• **Written exercise**: Keep every line where the word "puso" appears; drop the rest.

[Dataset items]
+++

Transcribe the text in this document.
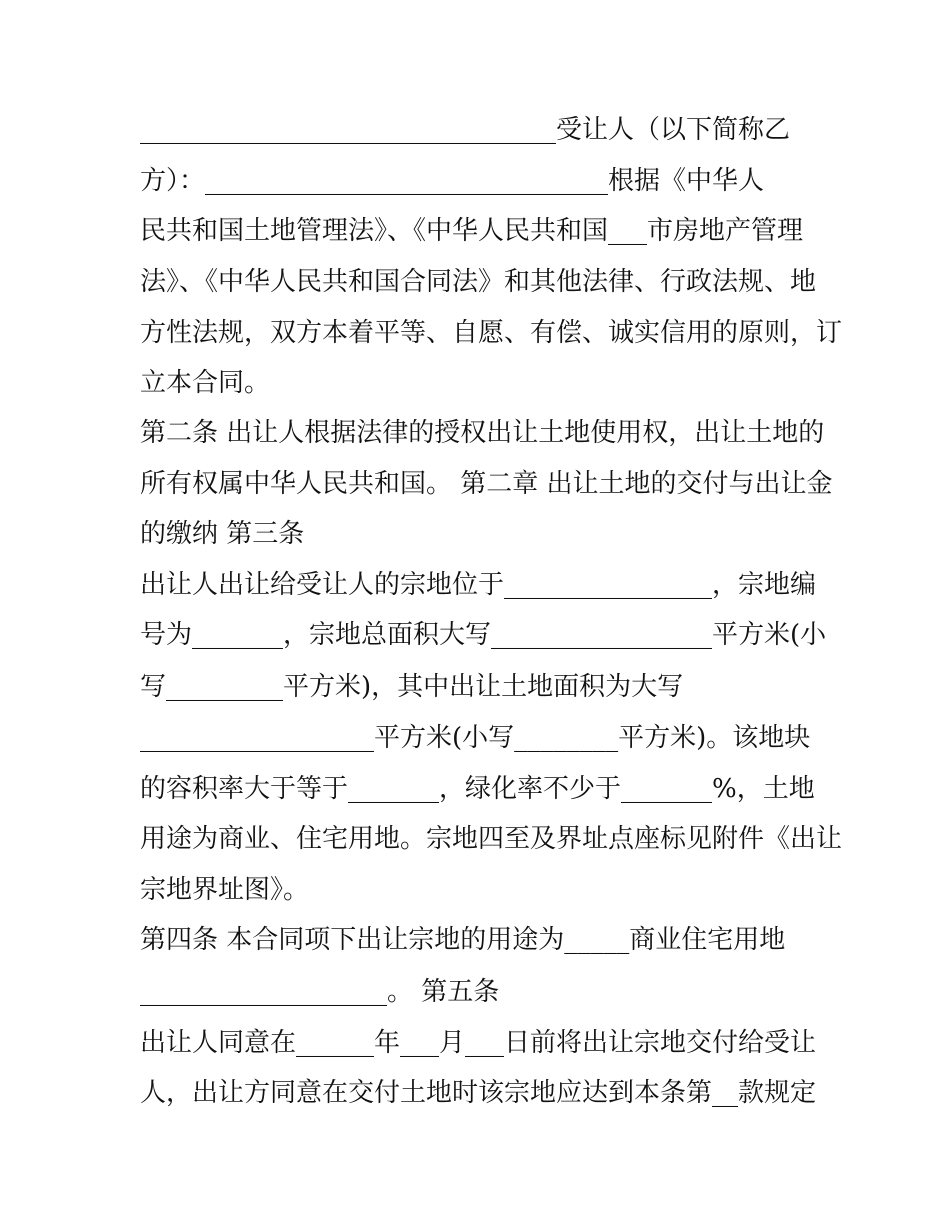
________________________________受让人（以下简称乙
方）：_______________________________根据《中华人
民共和国土地管理法》、《中华人民共和国___市房地产管理
法》、《中华人民共和国合同法》和其他法律、行政法规、地
方性法规，双方本着平等、自愿、有偿、诚实信用的原则，订
立本合同。
第二条 出让人根据法律的授权出让土地使用权，出让土地的
所有权属中华人民共和国。 第二章 出让土地的交付与出让金
的缴纳 第三条
出让人出让给受让人的宗地位于________________，宗地编
号为_______，宗地总面积大写_________________平方米(小
写_________平方米)，其中出让土地面积为大写
__________________平方米(小写________平方米)。该地块
的容积率大于等于_______，绿化率不少于_______%，土地
用途为商业、住宅用地。宗地四至及界址点座标见附件《出让
宗地界址图》。
第四条 本合同项下出让宗地的用途为_____商业住宅用地
___________________。 第五条
出让人同意在______年___月___日前将出让宗地交付给受让
人，出让方同意在交付土地时该宗地应达到本条第__款规定
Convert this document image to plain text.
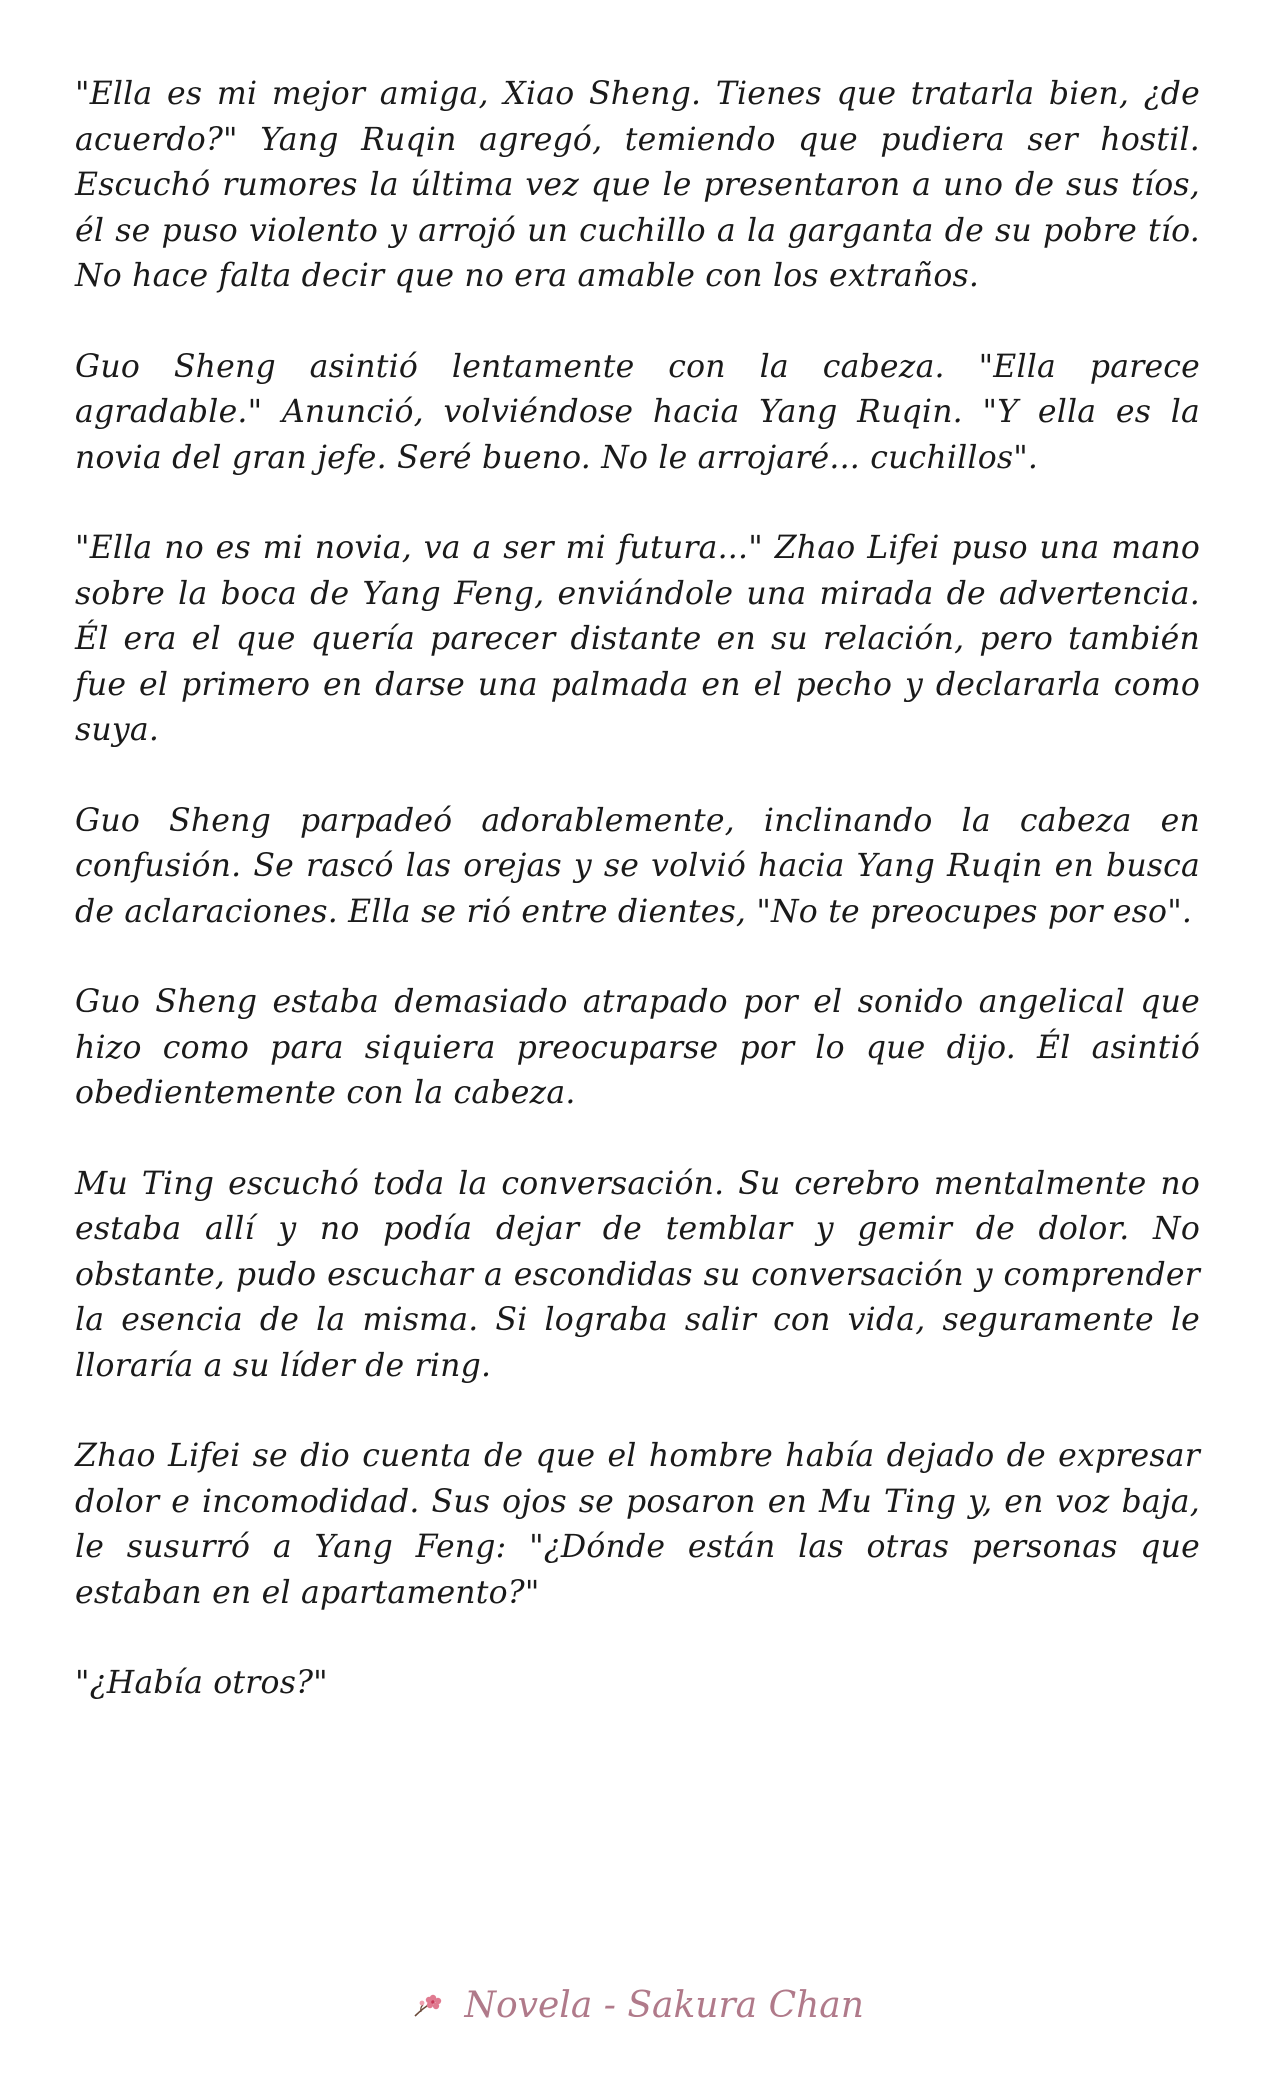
"Ella es mi mejor amiga, Xiao Sheng. Tienes que tratarla bien, ¿de acuerdo?" Yang Ruqin agregó, temiendo que pudiera ser hostil. Escuchó rumores la última vez que le presentaron a uno de sus tíos, él se puso violento y arrojó un cuchillo a la garganta de su pobre tío. No hace falta decir que no era amable con los extraños.

Guo Sheng asintió lentamente con la cabeza. "Ella parece agradable." Anunció, volviéndose hacia Yang Ruqin. "Y ella es la novia del gran jefe. Seré bueno. No le arrojaré... cuchillos".

"Ella no es mi novia, va a ser mi futura..." Zhao Lifei puso una mano sobre la boca de Yang Feng, enviándole una mirada de advertencia. Él era el que quería parecer distante en su relación, pero también fue el primero en darse una palmada en el pecho y declararla como suya.

Guo Sheng parpadeó adorablemente, inclinando la cabeza en confusión. Se rascó las orejas y se volvió hacia Yang Ruqin en busca de aclaraciones. Ella se rió entre dientes, "No te preocupes por eso".

Guo Sheng estaba demasiado atrapado por el sonido angelical que hizo como para siquiera preocuparse por lo que dijo. Él asintió obedientemente con la cabeza.

Mu Ting escuchó toda la conversación. Su cerebro mentalmente no estaba allí y no podía dejar de temblar y gemir de dolor. No obstante, pudo escuchar a escondidas su conversación y comprender la esencia de la misma. Si lograba salir con vida, seguramente le lloraría a su líder de ring.

Zhao Lifei se dio cuenta de que el hombre había dejado de expresar dolor e incomodidad. Sus ojos se posaron en Mu Ting y, en voz baja, le susurró a Yang Feng: "¿Dónde están las otras personas que estaban en el apartamento?"

"¿Había otros?"

Novela - Sakura Chan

+++

• **Task answer**:
"Ella es mi mejor amiga, Xiao Sheng. Tienes que tratarla bien, ¿de acuerdo?" Yang Ruqin agregó, temiendo que pudiera ser hostil. Escuchó rumores la última vez que le presentaron a uno de sus tíos, él se puso violento y arrojó un cuchillo a la garganta de su pobre tío. No hace falta decir que no era amable con los extraños.
"Ella no es mi novia, va a ser mi futura..." Zhao Lifei puso una mano sobre la boca de Yang Feng, enviándole una mirada de advertencia. Él era el que quería parecer distante en su relación, pero también fue el primero en darse una palmada en el pecho y declararla como suya.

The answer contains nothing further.